(Stored data)

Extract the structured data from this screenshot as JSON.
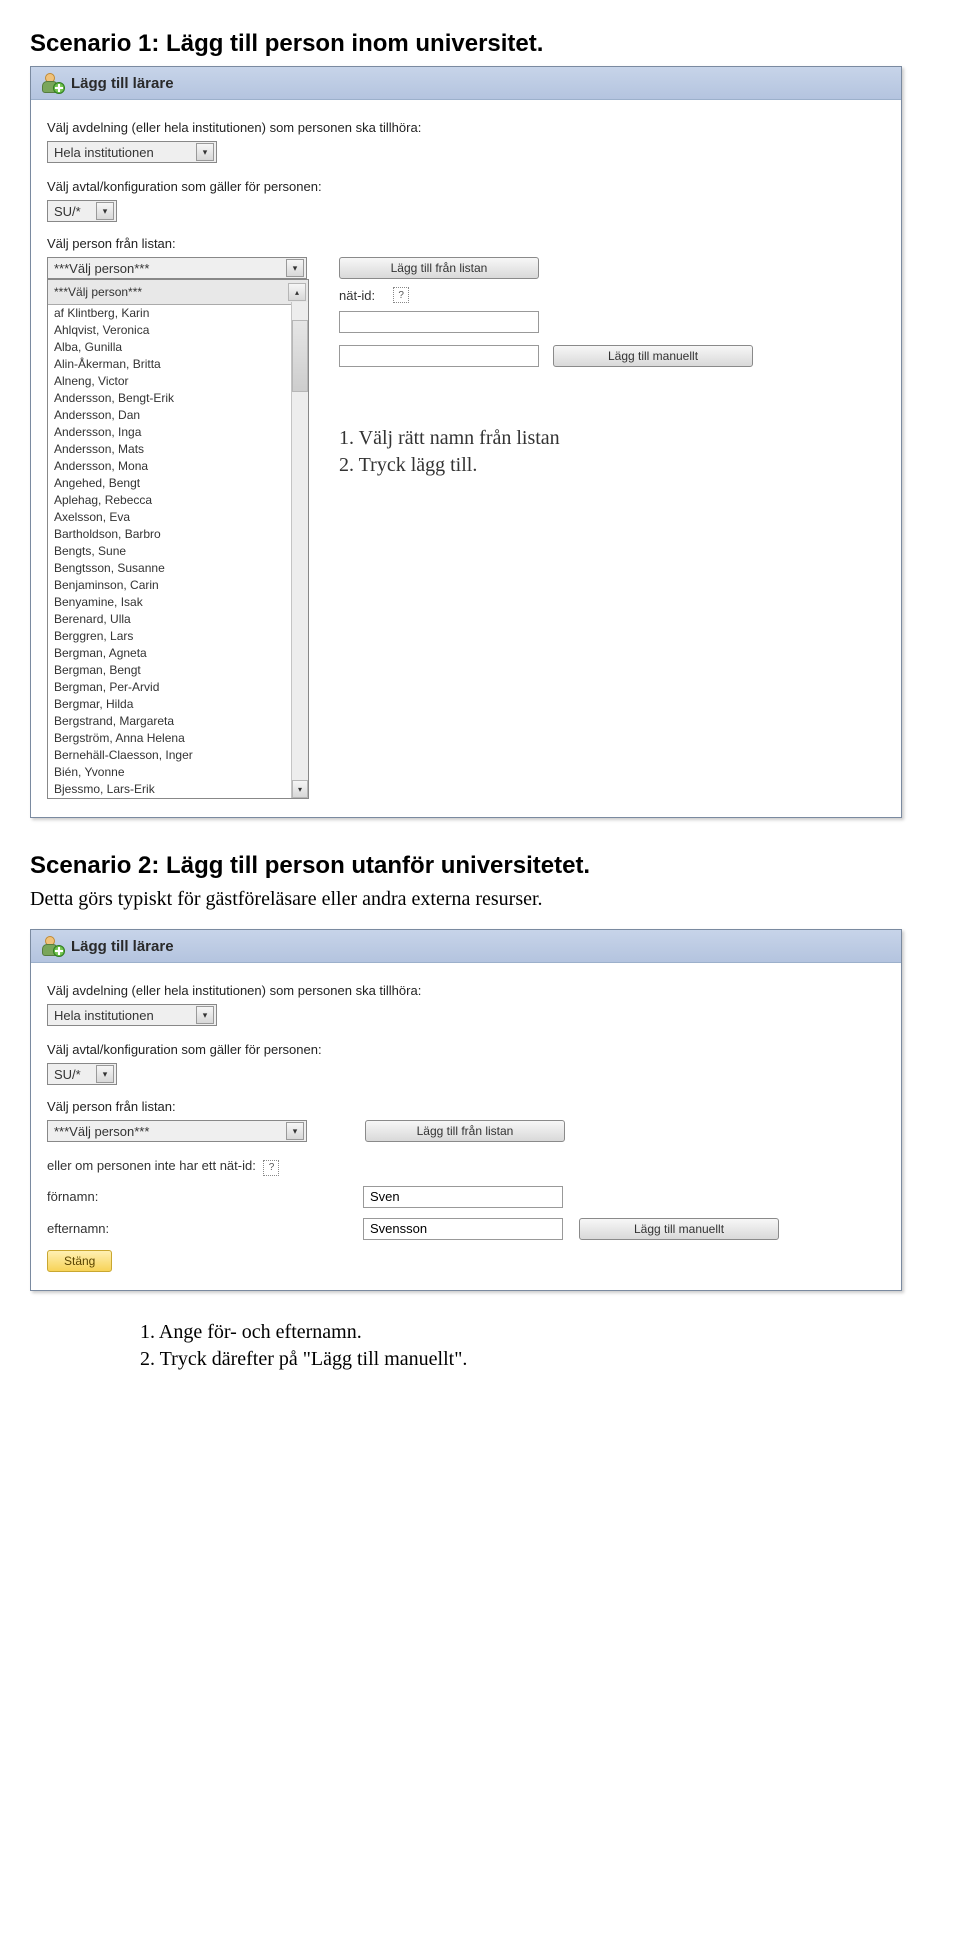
{
  "scenario1": {
    "title": "Scenario 1: Lägg till person inom universitet.",
    "step1": "1. Välj rätt namn från listan",
    "step2": "2. Tryck lägg till."
  },
  "panel1": {
    "header": "Lägg till lärare",
    "label_dept": "Välj avdelning (eller hela institutionen) som personen ska tillhöra:",
    "dept_value": "Hela institutionen",
    "label_avtal": "Välj avtal/konfiguration som gäller för personen:",
    "avtal_value": "SU/*",
    "label_person": "Välj person från listan:",
    "person_value": "***Välj person***",
    "btn_addlist": "Lägg till från listan",
    "natid_label": "nät-id:",
    "btn_manual": "Lägg till manuellt",
    "list_header": "***Välj person***",
    "list": [
      "af Klintberg, Karin",
      "Ahlqvist, Veronica",
      "Alba, Gunilla",
      "Alin-Åkerman, Britta",
      "Alneng, Victor",
      "Andersson, Bengt-Erik",
      "Andersson, Dan",
      "Andersson, Inga",
      "Andersson, Mats",
      "Andersson, Mona",
      "Angehed, Bengt",
      "Aplehag, Rebecca",
      "Axelsson, Eva",
      "Bartholdson, Barbro",
      "Bengts, Sune",
      "Bengtsson, Susanne",
      "Benjaminson, Carin",
      "Benyamine, Isak",
      "Berenard, Ulla",
      "Berggren, Lars",
      "Bergman, Agneta",
      "Bergman, Bengt",
      "Bergman, Per-Arvid",
      "Bergmar, Hilda",
      "Bergstrand, Margareta",
      "Bergström, Anna Helena",
      "Bernehäll-Claesson, Inger",
      "Bién, Yvonne",
      "Bjessmo, Lars-Erik"
    ]
  },
  "scenario2": {
    "title": "Scenario 2: Lägg till person utanför universitetet.",
    "subtitle": "Detta görs typiskt för gästföreläsare eller andra externa resurser.",
    "step1": "1. Ange för- och efternamn.",
    "step2": "2. Tryck därefter på \"Lägg till manuellt\"."
  },
  "panel2": {
    "header": "Lägg till lärare",
    "label_dept": "Välj avdelning (eller hela institutionen) som personen ska tillhöra:",
    "dept_value": "Hela institutionen",
    "label_avtal": "Välj avtal/konfiguration som gäller för personen:",
    "avtal_value": "SU/*",
    "label_person": "Välj person från listan:",
    "person_value": "***Välj person***",
    "btn_addlist": "Lägg till från listan",
    "natid_label": "eller om personen inte har ett nät-id:",
    "fornamn_label": "förnamn:",
    "fornamn_value": "Sven",
    "efternamn_label": "efternamn:",
    "efternamn_value": "Svensson",
    "btn_manual": "Lägg till manuellt",
    "btn_close": "Stäng"
  }
}
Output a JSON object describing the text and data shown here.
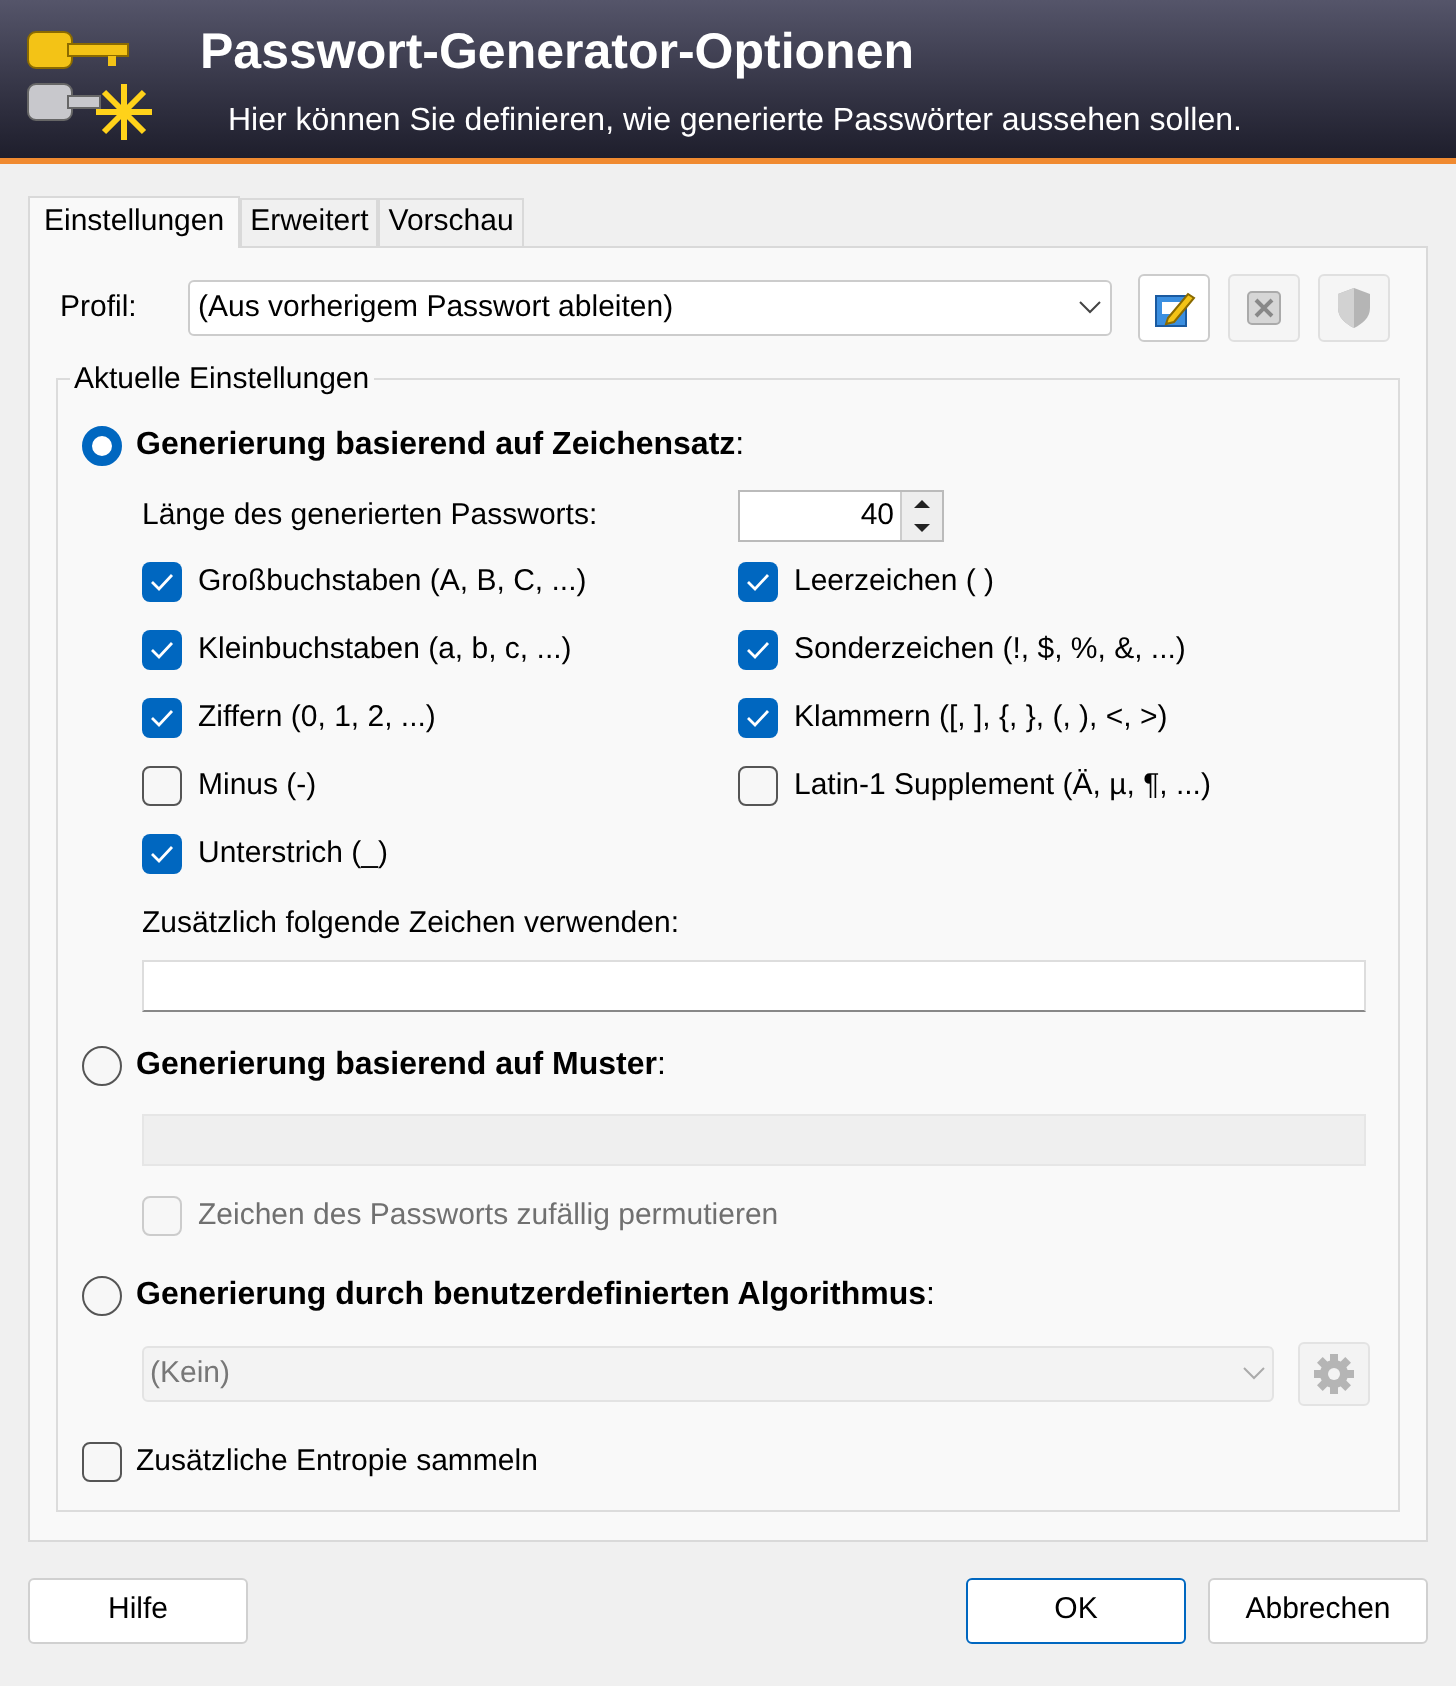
{
  "header": {
    "title": "Passwort-Generator-Optionen",
    "subtitle": "Hier können Sie definieren, wie generierte Passwörter aussehen sollen."
  },
  "tabs": [
    {
      "label": "Einstellungen",
      "selected": true
    },
    {
      "label": "Erweitert",
      "selected": false
    },
    {
      "label": "Vorschau",
      "selected": false
    }
  ],
  "profile": {
    "label": "Profil:",
    "value": "(Aus vorherigem Passwort ableiten)"
  },
  "group": {
    "title": "Aktuelle Einstellungen"
  },
  "charset_mode": {
    "label": "**Generierung basierend auf Zeichensatz**:",
    "selected": true,
    "length_label": "Länge des generierten Passworts:",
    "length_value": "40",
    "options": [
      {
        "label": "Großbuchstaben (A, B, C, ...)",
        "checked": true
      },
      {
        "label": "Leerzeichen ( )",
        "checked": true
      },
      {
        "label": "Kleinbuchstaben (a, b, c, ...)",
        "checked": true
      },
      {
        "label": "Sonderzeichen (!, $, %, &, ...)",
        "checked": true
      },
      {
        "label": "Ziffern (0, 1, 2, ...)",
        "checked": true
      },
      {
        "label": "Klammern ([, ], {, }, (, ), <, >)",
        "checked": true
      },
      {
        "label": "Minus (-)",
        "checked": false
      },
      {
        "label": "Latin-1 Supplement (Ä, µ, ¶, ...)",
        "checked": false
      },
      {
        "label": "Unterstrich (_)",
        "checked": true
      }
    ],
    "extra_label": "Zusätzlich folgende Zeichen verwenden:"
  },
  "pattern_mode": {
    "label": "**Generierung basierend auf Muster**:",
    "selected": false,
    "permute": {
      "label": "Zeichen des Passworts zufällig permutieren",
      "checked": false
    }
  },
  "algorithm_mode": {
    "label": "**Generierung durch benutzerdefinierten Algorithmus**:",
    "selected": false,
    "algorithm": "(Kein)"
  },
  "entropy": {
    "label": "Zusätzliche Entropie sammeln",
    "checked": false
  },
  "buttons": {
    "help": "Hilfe",
    "ok": "OK",
    "cancel": "Abbrechen"
  }
}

=== The problem ===
Reproduce all of the data exactly, omitting each picture it holds.

=== Solution ===
Extract the structured data from this screenshot as JSON.
{
  "scenario1": {
    "title": "Scenario 1: Lägg till person inom universitet.",
    "step1": "1. Välj rätt namn från listan",
    "step2": "2. Tryck lägg till."
  },
  "panel1": {
    "header": "Lägg till lärare",
    "label_dept": "Välj avdelning (eller hela institutionen) som personen ska tillhöra:",
    "dept_value": "Hela institutionen",
    "label_avtal": "Välj avtal/konfiguration som gäller för personen:",
    "avtal_value": "SU/*",
    "label_person": "Välj person från listan:",
    "person_value": "***Välj person***",
    "btn_addlist": "Lägg till från listan",
    "natid_label": "nät-id:",
    "btn_manual": "Lägg till manuellt",
    "list_header": "***Välj person***",
    "list": [
      "af Klintberg, Karin",
      "Ahlqvist, Veronica",
      "Alba, Gunilla",
      "Alin-Åkerman, Britta",
      "Alneng, Victor",
      "Andersson, Bengt-Erik",
      "Andersson, Dan",
      "Andersson, Inga",
      "Andersson, Mats",
      "Andersson, Mona",
      "Angehed, Bengt",
      "Aplehag, Rebecca",
      "Axelsson, Eva",
      "Bartholdson, Barbro",
      "Bengts, Sune",
      "Bengtsson, Susanne",
      "Benjaminson, Carin",
      "Benyamine, Isak",
      "Berenard, Ulla",
      "Berggren, Lars",
      "Bergman, Agneta",
      "Bergman, Bengt",
      "Bergman, Per-Arvid",
      "Bergmar, Hilda",
      "Bergstrand, Margareta",
      "Bergström, Anna Helena",
      "Bernehäll-Claesson, Inger",
      "Bién, Yvonne",
      "Bjessmo, Lars-Erik"
    ]
  },
  "scenario2": {
    "title": "Scenario 2: Lägg till person utanför universitetet.",
    "subtitle": "Detta görs typiskt för gästföreläsare eller andra externa resurser.",
    "step1": "1. Ange för- och efternamn.",
    "step2": "2. Tryck därefter på \"Lägg till manuellt\"."
  },
  "panel2": {
    "header": "Lägg till lärare",
    "label_dept": "Välj avdelning (eller hela institutionen) som personen ska tillhöra:",
    "dept_value": "Hela institutionen",
    "label_avtal": "Välj avtal/konfiguration som gäller för personen:",
    "avtal_value": "SU/*",
    "label_person": "Välj person från listan:",
    "person_value": "***Välj person***",
    "btn_addlist": "Lägg till från listan",
    "natid_label": "eller om personen inte har ett nät-id:",
    "fornamn_label": "förnamn:",
    "fornamn_value": "Sven",
    "efternamn_label": "efternamn:",
    "efternamn_value": "Svensson",
    "btn_manual": "Lägg till manuellt",
    "btn_close": "Stäng"
  }
}
Output a JSON object describing the text and data shown here.
{
  "header": {
    "title": "Passwort-Generator-Optionen",
    "subtitle": "Hier können Sie definieren, wie generierte Passwörter aussehen sollen."
  },
  "tabs": [
    {
      "label": "Einstellungen",
      "selected": true
    },
    {
      "label": "Erweitert",
      "selected": false
    },
    {
      "label": "Vorschau",
      "selected": false
    }
  ],
  "profile": {
    "label": "Profil:",
    "value": "(Aus vorherigem Passwort ableiten)"
  },
  "group": {
    "title": "Aktuelle Einstellungen"
  },
  "charset_mode": {
    "label": "**Generierung basierend auf Zeichensatz**:",
    "selected": true,
    "length_label": "Länge des generierten Passworts:",
    "length_value": "40",
    "options": [
      {
        "label": "Großbuchstaben (A, B, C, ...)",
        "checked": true
      },
      {
        "label": "Leerzeichen ( )",
        "checked": true
      },
      {
        "label": "Kleinbuchstaben (a, b, c, ...)",
        "checked": true
      },
      {
        "label": "Sonderzeichen (!, $, %, &, ...)",
        "checked": true
      },
      {
        "label": "Ziffern (0, 1, 2, ...)",
        "checked": true
      },
      {
        "label": "Klammern ([, ], {, }, (, ), <, >)",
        "checked": true
      },
      {
        "label": "Minus (-)",
        "checked": false
      },
      {
        "label": "Latin-1 Supplement (Ä, µ, ¶, ...)",
        "checked": false
      },
      {
        "label": "Unterstrich (_)",
        "checked": true
      }
    ],
    "extra_label": "Zusätzlich folgende Zeichen verwenden:"
  },
  "pattern_mode": {
    "label": "**Generierung basierend auf Muster**:",
    "selected": false,
    "permute": {
      "label": "Zeichen des Passworts zufällig permutieren",
      "checked": false
    }
  },
  "algorithm_mode": {
    "label": "**Generierung durch benutzerdefinierten Algorithmus**:",
    "selected": false,
    "algorithm": "(Kein)"
  },
  "entropy": {
    "label": "Zusätzliche Entropie sammeln",
    "checked": false
  },
  "buttons": {
    "help": "Hilfe",
    "ok": "OK",
    "cancel": "Abbrechen"
  }
}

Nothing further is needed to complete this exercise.